*Exercise prompt*: Please repeat all of the listing exactly.

*Input*:
** BEGIN **

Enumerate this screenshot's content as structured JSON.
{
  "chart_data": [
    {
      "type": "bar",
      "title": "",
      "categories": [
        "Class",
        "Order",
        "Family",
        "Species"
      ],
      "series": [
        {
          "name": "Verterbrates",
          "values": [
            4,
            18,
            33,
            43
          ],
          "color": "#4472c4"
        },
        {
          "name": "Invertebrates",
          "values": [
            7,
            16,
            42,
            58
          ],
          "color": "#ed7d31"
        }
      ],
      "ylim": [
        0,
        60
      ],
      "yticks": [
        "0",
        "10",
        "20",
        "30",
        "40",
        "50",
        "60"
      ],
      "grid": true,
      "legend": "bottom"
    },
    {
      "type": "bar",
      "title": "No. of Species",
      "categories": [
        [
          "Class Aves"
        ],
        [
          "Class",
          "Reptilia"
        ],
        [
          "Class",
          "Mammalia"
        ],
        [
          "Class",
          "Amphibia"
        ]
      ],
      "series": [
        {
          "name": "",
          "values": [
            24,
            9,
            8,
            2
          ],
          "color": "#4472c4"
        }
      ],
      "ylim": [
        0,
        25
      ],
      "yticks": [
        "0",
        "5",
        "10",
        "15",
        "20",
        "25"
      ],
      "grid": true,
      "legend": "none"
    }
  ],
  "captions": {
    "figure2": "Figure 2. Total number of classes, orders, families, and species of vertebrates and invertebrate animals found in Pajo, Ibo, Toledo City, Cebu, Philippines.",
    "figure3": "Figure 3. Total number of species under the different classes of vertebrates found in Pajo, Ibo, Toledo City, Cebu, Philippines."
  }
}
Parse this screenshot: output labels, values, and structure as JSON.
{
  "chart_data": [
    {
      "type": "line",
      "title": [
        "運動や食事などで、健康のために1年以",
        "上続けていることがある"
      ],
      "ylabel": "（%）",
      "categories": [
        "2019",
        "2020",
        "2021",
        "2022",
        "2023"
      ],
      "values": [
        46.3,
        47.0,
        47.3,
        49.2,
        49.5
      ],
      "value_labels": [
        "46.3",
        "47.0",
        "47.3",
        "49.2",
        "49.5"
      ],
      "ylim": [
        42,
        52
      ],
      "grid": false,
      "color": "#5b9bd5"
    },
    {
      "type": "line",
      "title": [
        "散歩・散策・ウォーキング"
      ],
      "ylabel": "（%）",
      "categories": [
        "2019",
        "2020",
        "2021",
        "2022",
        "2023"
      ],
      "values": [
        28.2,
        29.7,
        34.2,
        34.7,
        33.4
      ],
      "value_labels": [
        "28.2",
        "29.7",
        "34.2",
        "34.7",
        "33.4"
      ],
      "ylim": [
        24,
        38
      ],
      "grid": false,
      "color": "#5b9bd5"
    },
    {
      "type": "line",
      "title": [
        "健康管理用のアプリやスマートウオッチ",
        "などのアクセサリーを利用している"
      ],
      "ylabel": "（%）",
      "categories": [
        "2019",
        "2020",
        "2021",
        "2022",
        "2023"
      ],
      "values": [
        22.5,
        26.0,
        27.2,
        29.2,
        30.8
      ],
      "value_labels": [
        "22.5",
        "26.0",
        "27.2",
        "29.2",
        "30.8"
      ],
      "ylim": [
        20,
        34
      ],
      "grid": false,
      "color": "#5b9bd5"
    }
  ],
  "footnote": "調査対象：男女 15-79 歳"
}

** END **

*Written response*:
Enumerate this screenshot's content as structured JSON.
{
  "chart_data": [
    {
      "type": "bar",
      "title": "",
      "categories": [
        "Class",
        "Order",
        "Family",
        "Species"
      ],
      "series": [
        {
          "name": "Verterbrates",
          "values": [
            4,
            18,
            33,
            43
          ],
          "color": "#4472c4"
        },
        {
          "name": "Invertebrates",
          "values": [
            7,
            16,
            42,
            58
          ],
          "color": "#ed7d31"
        }
      ],
      "ylim": [
        0,
        60
      ],
      "yticks": [
        "0",
        "10",
        "20",
        "30",
        "40",
        "50",
        "60"
      ],
      "grid": true,
      "legend": "bottom"
    },
    {
      "type": "bar",
      "title": "No. of Species",
      "categories": [
        [
          "Class Aves"
        ],
        [
          "Class",
          "Reptilia"
        ],
        [
          "Class",
          "Mammalia"
        ],
        [
          "Class",
          "Amphibia"
        ]
      ],
      "series": [
        {
          "name": "",
          "values": [
            24,
            9,
            8,
            2
          ],
          "color": "#4472c4"
        }
      ],
      "ylim": [
        0,
        25
      ],
      "yticks": [
        "0",
        "5",
        "10",
        "15",
        "20",
        "25"
      ],
      "grid": true,
      "legend": "none"
    }
  ],
  "captions": {
    "figure2": "Figure 2. Total number of classes, orders, families, and species of vertebrates and invertebrate animals found in Pajo, Ibo, Toledo City, Cebu, Philippines.",
    "figure3": "Figure 3. Total number of species under the different classes of vertebrates found in Pajo, Ibo, Toledo City, Cebu, Philippines."
  }
}
Parse this screenshot: output labels, values, and structure as JSON.
{
  "chart_data": [
    {
      "type": "line",
      "title": [
        "運動や食事などで、健康のために1年以",
        "上続けていることがある"
      ],
      "ylabel": "（%）",
      "categories": [
        "2019",
        "2020",
        "2021",
        "2022",
        "2023"
      ],
      "values": [
        46.3,
        47.0,
        47.3,
        49.2,
        49.5
      ],
      "value_labels": [
        "46.3",
        "47.0",
        "47.3",
        "49.2",
        "49.5"
      ],
      "ylim": [
        42,
        52
      ],
      "grid": false,
      "color": "#5b9bd5"
    },
    {
      "type": "line",
      "title": [
        "散歩・散策・ウォーキング"
      ],
      "ylabel": "（%）",
      "categories": [
        "2019",
        "2020",
        "2021",
        "2022",
        "2023"
      ],
      "values": [
        28.2,
        29.7,
        34.2,
        34.7,
        33.4
      ],
      "value_labels": [
        "28.2",
        "29.7",
        "34.2",
        "34.7",
        "33.4"
      ],
      "ylim": [
        24,
        38
      ],
      "grid": false,
      "color": "#5b9bd5"
    },
    {
      "type": "line",
      "title": [
        "健康管理用のアプリやスマートウオッチ",
        "などのアクセサリーを利用している"
      ],
      "ylabel": "（%）",
      "categories": [
        "2019",
        "2020",
        "2021",
        "2022",
        "2023"
      ],
      "values": [
        22.5,
        26.0,
        27.2,
        29.2,
        30.8
      ],
      "value_labels": [
        "22.5",
        "26.0",
        "27.2",
        "29.2",
        "30.8"
      ],
      "ylim": [
        20,
        34
      ],
      "grid": false,
      "color": "#5b9bd5"
    }
  ],
  "footnote": "調査対象：男女 15-79 歳"
}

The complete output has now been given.